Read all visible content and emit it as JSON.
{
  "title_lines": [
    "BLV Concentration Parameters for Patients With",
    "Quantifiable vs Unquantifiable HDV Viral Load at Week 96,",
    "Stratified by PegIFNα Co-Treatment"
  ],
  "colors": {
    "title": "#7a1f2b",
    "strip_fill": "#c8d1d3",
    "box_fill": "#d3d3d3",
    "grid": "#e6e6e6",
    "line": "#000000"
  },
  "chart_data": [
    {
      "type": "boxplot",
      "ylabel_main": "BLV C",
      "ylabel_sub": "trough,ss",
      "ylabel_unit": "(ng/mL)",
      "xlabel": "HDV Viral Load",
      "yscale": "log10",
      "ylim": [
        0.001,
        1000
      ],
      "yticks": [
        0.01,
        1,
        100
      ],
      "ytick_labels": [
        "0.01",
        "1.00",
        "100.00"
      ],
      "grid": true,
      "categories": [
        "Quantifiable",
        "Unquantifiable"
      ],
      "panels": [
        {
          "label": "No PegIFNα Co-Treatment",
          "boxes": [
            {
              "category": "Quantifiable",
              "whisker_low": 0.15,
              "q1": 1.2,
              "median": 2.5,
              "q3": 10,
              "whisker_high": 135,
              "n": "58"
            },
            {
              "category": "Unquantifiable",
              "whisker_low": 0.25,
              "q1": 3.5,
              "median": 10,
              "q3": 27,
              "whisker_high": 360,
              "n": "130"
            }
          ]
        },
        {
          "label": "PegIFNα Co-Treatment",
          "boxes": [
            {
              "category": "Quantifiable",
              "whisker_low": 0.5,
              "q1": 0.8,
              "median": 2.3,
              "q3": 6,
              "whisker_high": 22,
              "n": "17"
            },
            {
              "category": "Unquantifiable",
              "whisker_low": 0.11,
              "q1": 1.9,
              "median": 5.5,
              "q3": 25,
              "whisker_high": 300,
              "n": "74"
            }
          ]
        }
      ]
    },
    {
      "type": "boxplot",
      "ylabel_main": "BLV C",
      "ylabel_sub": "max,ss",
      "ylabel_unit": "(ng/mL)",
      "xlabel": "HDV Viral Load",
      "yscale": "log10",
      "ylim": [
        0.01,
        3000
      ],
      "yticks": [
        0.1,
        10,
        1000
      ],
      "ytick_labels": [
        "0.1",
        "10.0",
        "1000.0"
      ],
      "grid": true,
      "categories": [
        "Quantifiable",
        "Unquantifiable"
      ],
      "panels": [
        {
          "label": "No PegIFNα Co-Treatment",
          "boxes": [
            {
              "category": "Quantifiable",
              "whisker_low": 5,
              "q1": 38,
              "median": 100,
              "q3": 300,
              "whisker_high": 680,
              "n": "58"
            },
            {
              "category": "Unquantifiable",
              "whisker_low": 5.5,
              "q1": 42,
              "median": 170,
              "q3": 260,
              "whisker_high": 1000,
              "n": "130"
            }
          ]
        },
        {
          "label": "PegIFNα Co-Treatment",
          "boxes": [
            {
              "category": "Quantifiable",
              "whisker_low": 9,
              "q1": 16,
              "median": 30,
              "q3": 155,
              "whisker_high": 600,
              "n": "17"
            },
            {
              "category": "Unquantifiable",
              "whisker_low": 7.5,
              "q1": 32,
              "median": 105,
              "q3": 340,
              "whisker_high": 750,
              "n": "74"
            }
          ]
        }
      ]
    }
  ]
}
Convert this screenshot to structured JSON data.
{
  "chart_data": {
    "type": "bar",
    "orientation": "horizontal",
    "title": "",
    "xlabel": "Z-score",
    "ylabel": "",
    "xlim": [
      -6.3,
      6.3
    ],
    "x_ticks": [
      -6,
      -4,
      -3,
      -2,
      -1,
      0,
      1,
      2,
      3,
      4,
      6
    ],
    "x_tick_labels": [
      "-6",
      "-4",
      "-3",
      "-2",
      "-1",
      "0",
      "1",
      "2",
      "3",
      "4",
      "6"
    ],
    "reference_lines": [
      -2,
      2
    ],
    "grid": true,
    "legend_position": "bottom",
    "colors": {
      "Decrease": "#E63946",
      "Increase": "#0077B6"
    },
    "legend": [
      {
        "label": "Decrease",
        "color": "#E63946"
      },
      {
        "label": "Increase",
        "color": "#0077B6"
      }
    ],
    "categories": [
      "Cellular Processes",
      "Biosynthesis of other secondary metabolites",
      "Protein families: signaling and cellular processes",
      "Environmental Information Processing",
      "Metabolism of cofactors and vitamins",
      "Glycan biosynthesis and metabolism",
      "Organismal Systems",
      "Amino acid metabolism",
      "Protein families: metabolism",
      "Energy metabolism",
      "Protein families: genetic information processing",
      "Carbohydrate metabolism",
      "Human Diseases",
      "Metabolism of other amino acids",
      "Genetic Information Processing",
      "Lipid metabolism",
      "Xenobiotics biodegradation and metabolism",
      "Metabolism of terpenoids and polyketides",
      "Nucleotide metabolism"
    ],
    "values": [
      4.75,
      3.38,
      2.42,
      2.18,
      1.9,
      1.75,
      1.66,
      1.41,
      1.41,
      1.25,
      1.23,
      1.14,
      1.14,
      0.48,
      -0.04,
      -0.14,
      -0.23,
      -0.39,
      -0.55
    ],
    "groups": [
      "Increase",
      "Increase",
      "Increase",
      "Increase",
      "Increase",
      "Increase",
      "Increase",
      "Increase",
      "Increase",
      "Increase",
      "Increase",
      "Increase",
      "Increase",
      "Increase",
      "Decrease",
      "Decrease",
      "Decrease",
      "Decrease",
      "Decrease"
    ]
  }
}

**Task description**
An exact copy of the lines from the one holding "Convert this screenshot" through the end of the data is the whole answer.

**Written answer**
Convert this screenshot to structured JSON data.
{
  "chart_data": {
    "type": "bar",
    "orientation": "horizontal",
    "title": "",
    "xlabel": "Z-score",
    "ylabel": "",
    "xlim": [
      -6.3,
      6.3
    ],
    "x_ticks": [
      -6,
      -4,
      -3,
      -2,
      -1,
      0,
      1,
      2,
      3,
      4,
      6
    ],
    "x_tick_labels": [
      "-6",
      "-4",
      "-3",
      "-2",
      "-1",
      "0",
      "1",
      "2",
      "3",
      "4",
      "6"
    ],
    "reference_lines": [
      -2,
      2
    ],
    "grid": true,
    "legend_position": "bottom",
    "colors": {
      "Decrease": "#E63946",
      "Increase": "#0077B6"
    },
    "legend": [
      {
        "label": "Decrease",
        "color": "#E63946"
      },
      {
        "label": "Increase",
        "color": "#0077B6"
      }
    ],
    "categories": [
      "Cellular Processes",
      "Biosynthesis of other secondary metabolites",
      "Protein families: signaling and cellular processes",
      "Environmental Information Processing",
      "Metabolism of cofactors and vitamins",
      "Glycan biosynthesis and metabolism",
      "Organismal Systems",
      "Amino acid metabolism",
      "Protein families: metabolism",
      "Energy metabolism",
      "Protein families: genetic information processing",
      "Carbohydrate metabolism",
      "Human Diseases",
      "Metabolism of other amino acids",
      "Genetic Information Processing",
      "Lipid metabolism",
      "Xenobiotics biodegradation and metabolism",
      "Metabolism of terpenoids and polyketides",
      "Nucleotide metabolism"
    ],
    "values": [
      4.75,
      3.38,
      2.42,
      2.18,
      1.9,
      1.75,
      1.66,
      1.41,
      1.41,
      1.25,
      1.23,
      1.14,
      1.14,
      0.48,
      -0.04,
      -0.14,
      -0.23,
      -0.39,
      -0.55
    ],
    "groups": [
      "Increase",
      "Increase",
      "Increase",
      "Increase",
      "Increase",
      "Increase",
      "Increase",
      "Increase",
      "Increase",
      "Increase",
      "Increase",
      "Increase",
      "Increase",
      "Increase",
      "Decrease",
      "Decrease",
      "Decrease",
      "Decrease",
      "Decrease"
    ]
  }
}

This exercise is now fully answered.